[EXERCISE REQUIREMENTS] Return all lines in the material below that contain "title".

[INPUT RECORDS]
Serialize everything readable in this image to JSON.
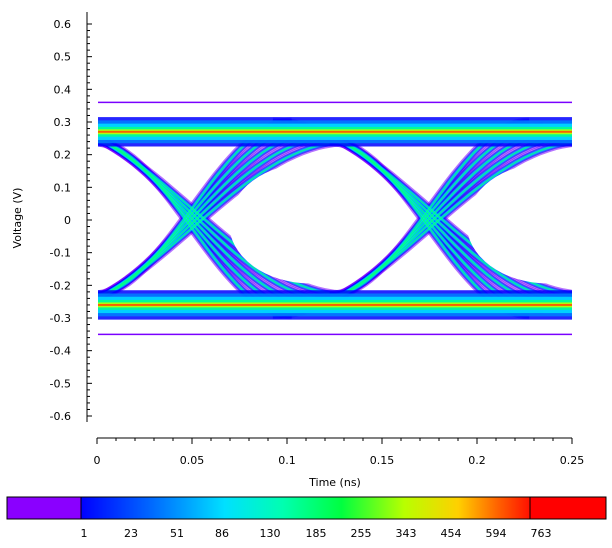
{
  "chart_data": {
    "type": "heatmap",
    "subtype": "eye-diagram",
    "title": "",
    "xlabel": "Time (ns)",
    "ylabel": "Voltage (V)",
    "xlim": [
      0,
      0.25
    ],
    "ylim": [
      -0.6,
      0.6
    ],
    "x_ticks": [
      0,
      0.05,
      0.1,
      0.15,
      0.2,
      0.25
    ],
    "x_tick_labels": [
      "0",
      "0.05",
      "0.1",
      "0.15",
      "0.2",
      "0.25"
    ],
    "y_ticks": [
      0.6,
      0.5,
      0.4,
      0.3,
      0.2,
      0.1,
      0,
      -0.1,
      -0.2,
      -0.3,
      -0.4,
      -0.5,
      -0.6
    ],
    "y_tick_labels": [
      "0.6",
      "0.5",
      "0.4",
      "0.3",
      "0.2",
      "0.1",
      "0",
      "-0.1",
      "-0.2",
      "-0.3",
      "-0.4",
      "-0.5",
      "-0.6"
    ],
    "grid": false,
    "eye": {
      "high_level": 0.27,
      "low_level": -0.26,
      "crossing_times": [
        0.05,
        0.175
      ],
      "eye_center_times": [
        0.112,
        0.237
      ],
      "unit_interval": 0.125,
      "data_span": [
        0,
        0.25
      ]
    },
    "colorbar": {
      "position": "bottom",
      "labels": [
        "1",
        "23",
        "51",
        "86",
        "130",
        "185",
        "255",
        "343",
        "454",
        "594",
        "763"
      ],
      "colors": [
        "#8a00ff",
        "#0000ff",
        "#0064ff",
        "#00c8ff",
        "#00ffd0",
        "#00ff64",
        "#64ff00",
        "#d4ff00",
        "#ffd000",
        "#ff6400",
        "#ff0000"
      ]
    }
  }
}
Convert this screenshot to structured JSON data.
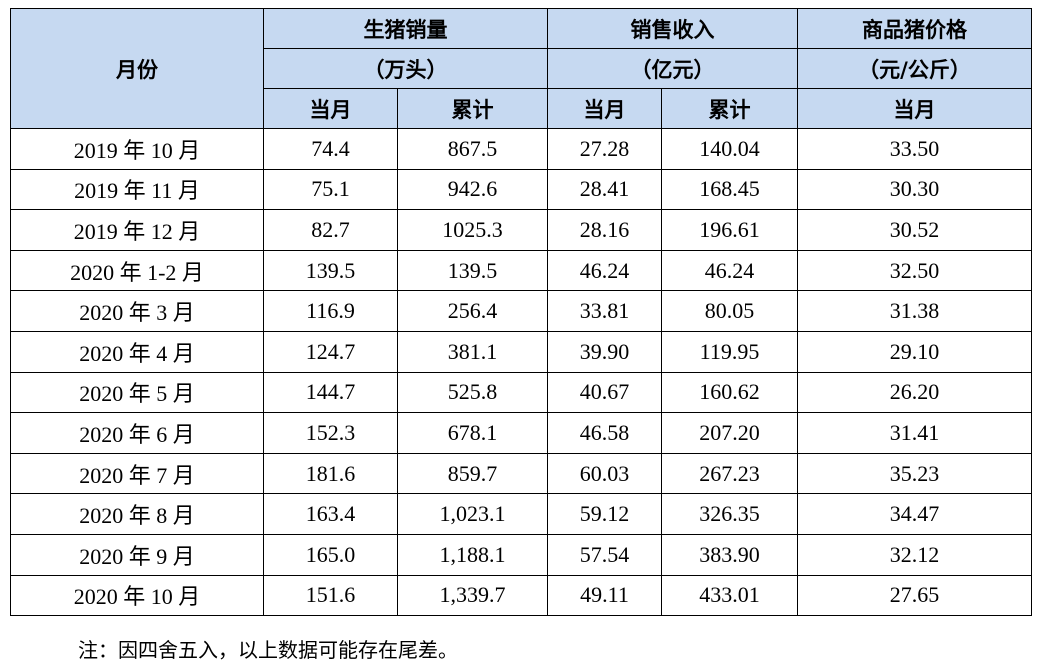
{
  "table": {
    "first_header": "月份",
    "groups": [
      {
        "title": "生猪销量",
        "unit": "（万头）",
        "subs": [
          "当月",
          "累计"
        ]
      },
      {
        "title": "销售收入",
        "unit": "（亿元）",
        "subs": [
          "当月",
          "累计"
        ]
      },
      {
        "title": "商品猪价格",
        "unit": "（元/公斤）",
        "subs": [
          "当月"
        ]
      }
    ],
    "rows": [
      [
        "2019 年 10 月",
        "74.4",
        "867.5",
        "27.28",
        "140.04",
        "33.50"
      ],
      [
        "2019 年 11 月",
        "75.1",
        "942.6",
        "28.41",
        "168.45",
        "30.30"
      ],
      [
        "2019 年 12 月",
        "82.7",
        "1025.3",
        "28.16",
        "196.61",
        "30.52"
      ],
      [
        "2020 年 1-2 月",
        "139.5",
        "139.5",
        "46.24",
        "46.24",
        "32.50"
      ],
      [
        "2020 年 3 月",
        "116.9",
        "256.4",
        "33.81",
        "80.05",
        "31.38"
      ],
      [
        "2020 年 4 月",
        "124.7",
        "381.1",
        "39.90",
        "119.95",
        "29.10"
      ],
      [
        "2020 年 5 月",
        "144.7",
        "525.8",
        "40.67",
        "160.62",
        "26.20"
      ],
      [
        "2020 年 6 月",
        "152.3",
        "678.1",
        "46.58",
        "207.20",
        "31.41"
      ],
      [
        "2020 年 7 月",
        "181.6",
        "859.7",
        "60.03",
        "267.23",
        "35.23"
      ],
      [
        "2020 年 8 月",
        "163.4",
        "1,023.1",
        "59.12",
        "326.35",
        "34.47"
      ],
      [
        "2020 年 9 月",
        "165.0",
        "1,188.1",
        "57.54",
        "383.90",
        "32.12"
      ],
      [
        "2020 年 10 月",
        "151.6",
        "1,339.7",
        "49.11",
        "433.01",
        "27.65"
      ]
    ]
  },
  "note": "注：因四舍五入，以上数据可能存在尾差。"
}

[FULL ANSWER]
    "title": "",
        "title": "生猪销量",
        "title": "销售收入",
        "title": "商品猪价格",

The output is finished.